** start of Data provided **

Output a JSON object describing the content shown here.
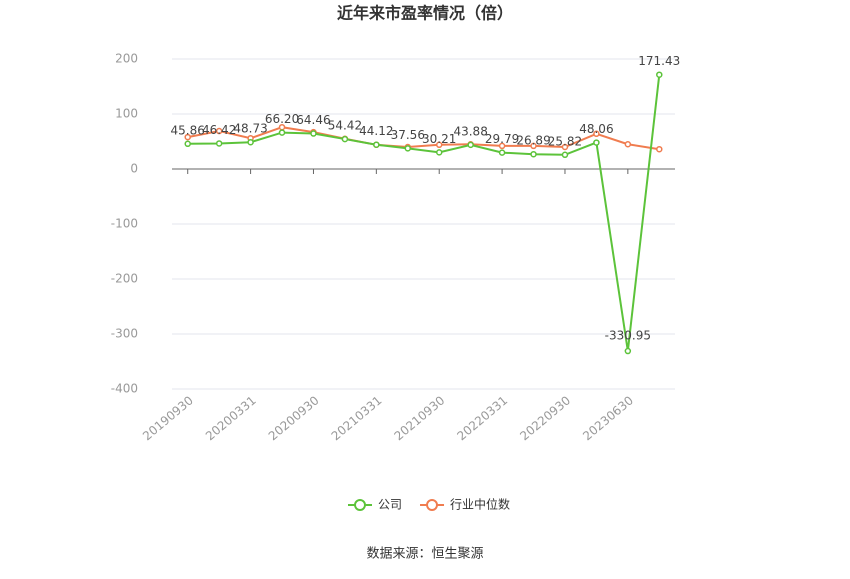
{
  "chart_data": {
    "type": "line",
    "title": "近年来市盈率情况（倍）",
    "categories": [
      "20190930",
      null,
      "20200331",
      null,
      "20200930",
      null,
      "20210331",
      null,
      "20210930",
      null,
      "20220331",
      null,
      "20220930",
      null,
      "20230630",
      null
    ],
    "series": [
      {
        "name": "公司",
        "color": "#5cc33a",
        "values": [
          45.86,
          46.42,
          48.73,
          66.2,
          64.46,
          54.42,
          44.12,
          37.56,
          30.21,
          43.88,
          29.79,
          26.89,
          25.82,
          48.06,
          -330.95,
          171.43
        ],
        "value_labels": [
          "45.86",
          "46.42",
          "48.73",
          "66.20",
          "64.46",
          "54.42",
          "44.12",
          "37.56",
          "30.21",
          "43.88",
          "29.79",
          "26.89",
          "25.82",
          "48.06",
          "-330.95",
          "171.43"
        ]
      },
      {
        "name": "行业中位数",
        "color": "#f07c4f",
        "values": [
          58,
          69,
          56,
          76,
          67,
          55,
          44,
          40,
          44,
          45,
          42,
          42,
          40,
          64,
          45,
          36
        ]
      }
    ],
    "ylim": [
      -400,
      200
    ],
    "yticks": [
      -400,
      -300,
      -200,
      -100,
      0,
      100,
      200
    ],
    "grid": true,
    "source": "数据来源：恒生聚源"
  }
}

** end of Data provided **

▶ Objective: All of the material above should be reproduced exactly, except the pictures.

▶ The response:
Output a JSON object describing the content shown here.
{
  "chart_data": {
    "type": "line",
    "title": "近年来市盈率情况（倍）",
    "categories": [
      "20190930",
      null,
      "20200331",
      null,
      "20200930",
      null,
      "20210331",
      null,
      "20210930",
      null,
      "20220331",
      null,
      "20220930",
      null,
      "20230630",
      null
    ],
    "series": [
      {
        "name": "公司",
        "color": "#5cc33a",
        "values": [
          45.86,
          46.42,
          48.73,
          66.2,
          64.46,
          54.42,
          44.12,
          37.56,
          30.21,
          43.88,
          29.79,
          26.89,
          25.82,
          48.06,
          -330.95,
          171.43
        ],
        "value_labels": [
          "45.86",
          "46.42",
          "48.73",
          "66.20",
          "64.46",
          "54.42",
          "44.12",
          "37.56",
          "30.21",
          "43.88",
          "29.79",
          "26.89",
          "25.82",
          "48.06",
          "-330.95",
          "171.43"
        ]
      },
      {
        "name": "行业中位数",
        "color": "#f07c4f",
        "values": [
          58,
          69,
          56,
          76,
          67,
          55,
          44,
          40,
          44,
          45,
          42,
          42,
          40,
          64,
          45,
          36
        ]
      }
    ],
    "ylim": [
      -400,
      200
    ],
    "yticks": [
      -400,
      -300,
      -200,
      -100,
      0,
      100,
      200
    ],
    "grid": true,
    "source": "数据来源：恒生聚源"
  }
}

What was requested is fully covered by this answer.